WHAT YOU WILL DO:
Give back the full material, exactly as it reads.

━━━ EXCERPTED DATA ━━━

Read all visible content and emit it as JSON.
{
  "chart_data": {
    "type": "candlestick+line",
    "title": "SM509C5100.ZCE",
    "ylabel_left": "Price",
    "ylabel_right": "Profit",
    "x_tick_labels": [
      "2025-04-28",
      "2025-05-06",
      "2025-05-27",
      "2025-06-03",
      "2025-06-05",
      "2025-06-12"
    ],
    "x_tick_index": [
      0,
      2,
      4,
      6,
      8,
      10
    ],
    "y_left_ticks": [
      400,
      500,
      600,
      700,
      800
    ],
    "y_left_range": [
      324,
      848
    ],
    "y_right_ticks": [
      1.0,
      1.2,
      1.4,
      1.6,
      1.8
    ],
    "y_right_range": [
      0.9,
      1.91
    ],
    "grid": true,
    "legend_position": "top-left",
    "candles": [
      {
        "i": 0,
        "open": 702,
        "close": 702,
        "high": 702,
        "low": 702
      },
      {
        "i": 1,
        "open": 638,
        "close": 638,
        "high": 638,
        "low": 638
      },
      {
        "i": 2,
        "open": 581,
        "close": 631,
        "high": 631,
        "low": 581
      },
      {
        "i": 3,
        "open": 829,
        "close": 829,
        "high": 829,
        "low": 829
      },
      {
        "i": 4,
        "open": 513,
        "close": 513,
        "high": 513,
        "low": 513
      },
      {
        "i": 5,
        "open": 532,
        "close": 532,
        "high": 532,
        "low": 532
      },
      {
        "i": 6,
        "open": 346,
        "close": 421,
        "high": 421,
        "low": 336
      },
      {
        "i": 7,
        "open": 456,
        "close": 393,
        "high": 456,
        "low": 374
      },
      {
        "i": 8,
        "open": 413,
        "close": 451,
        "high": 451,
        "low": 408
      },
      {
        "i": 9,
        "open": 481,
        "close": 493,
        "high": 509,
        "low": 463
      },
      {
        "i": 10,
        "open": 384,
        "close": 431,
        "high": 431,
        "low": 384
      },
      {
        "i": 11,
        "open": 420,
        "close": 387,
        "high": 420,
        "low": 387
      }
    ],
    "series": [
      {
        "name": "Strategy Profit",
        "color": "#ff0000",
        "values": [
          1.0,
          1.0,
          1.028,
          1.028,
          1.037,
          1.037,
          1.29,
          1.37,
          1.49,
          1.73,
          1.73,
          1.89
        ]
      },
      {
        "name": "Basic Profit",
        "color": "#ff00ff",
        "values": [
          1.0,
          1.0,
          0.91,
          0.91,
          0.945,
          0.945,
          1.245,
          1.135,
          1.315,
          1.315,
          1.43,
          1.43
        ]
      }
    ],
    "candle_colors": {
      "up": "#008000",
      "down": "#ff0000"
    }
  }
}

━━━

THE ANSWER:
Read all visible content and emit it as JSON.
{
  "chart_data": {
    "type": "candlestick+line",
    "title": "SM509C5100.ZCE",
    "ylabel_left": "Price",
    "ylabel_right": "Profit",
    "x_tick_labels": [
      "2025-04-28",
      "2025-05-06",
      "2025-05-27",
      "2025-06-03",
      "2025-06-05",
      "2025-06-12"
    ],
    "x_tick_index": [
      0,
      2,
      4,
      6,
      8,
      10
    ],
    "y_left_ticks": [
      400,
      500,
      600,
      700,
      800
    ],
    "y_left_range": [
      324,
      848
    ],
    "y_right_ticks": [
      1.0,
      1.2,
      1.4,
      1.6,
      1.8
    ],
    "y_right_range": [
      0.9,
      1.91
    ],
    "grid": true,
    "legend_position": "top-left",
    "candles": [
      {
        "i": 0,
        "open": 702,
        "close": 702,
        "high": 702,
        "low": 702
      },
      {
        "i": 1,
        "open": 638,
        "close": 638,
        "high": 638,
        "low": 638
      },
      {
        "i": 2,
        "open": 581,
        "close": 631,
        "high": 631,
        "low": 581
      },
      {
        "i": 3,
        "open": 829,
        "close": 829,
        "high": 829,
        "low": 829
      },
      {
        "i": 4,
        "open": 513,
        "close": 513,
        "high": 513,
        "low": 513
      },
      {
        "i": 5,
        "open": 532,
        "close": 532,
        "high": 532,
        "low": 532
      },
      {
        "i": 6,
        "open": 346,
        "close": 421,
        "high": 421,
        "low": 336
      },
      {
        "i": 7,
        "open": 456,
        "close": 393,
        "high": 456,
        "low": 374
      },
      {
        "i": 8,
        "open": 413,
        "close": 451,
        "high": 451,
        "low": 408
      },
      {
        "i": 9,
        "open": 481,
        "close": 493,
        "high": 509,
        "low": 463
      },
      {
        "i": 10,
        "open": 384,
        "close": 431,
        "high": 431,
        "low": 384
      },
      {
        "i": 11,
        "open": 420,
        "close": 387,
        "high": 420,
        "low": 387
      }
    ],
    "series": [
      {
        "name": "Strategy Profit",
        "color": "#ff0000",
        "values": [
          1.0,
          1.0,
          1.028,
          1.028,
          1.037,
          1.037,
          1.29,
          1.37,
          1.49,
          1.73,
          1.73,
          1.89
        ]
      },
      {
        "name": "Basic Profit",
        "color": "#ff00ff",
        "values": [
          1.0,
          1.0,
          0.91,
          0.91,
          0.945,
          0.945,
          1.245,
          1.135,
          1.315,
          1.315,
          1.43,
          1.43
        ]
      }
    ],
    "candle_colors": {
      "up": "#008000",
      "down": "#ff0000"
    }
  }
}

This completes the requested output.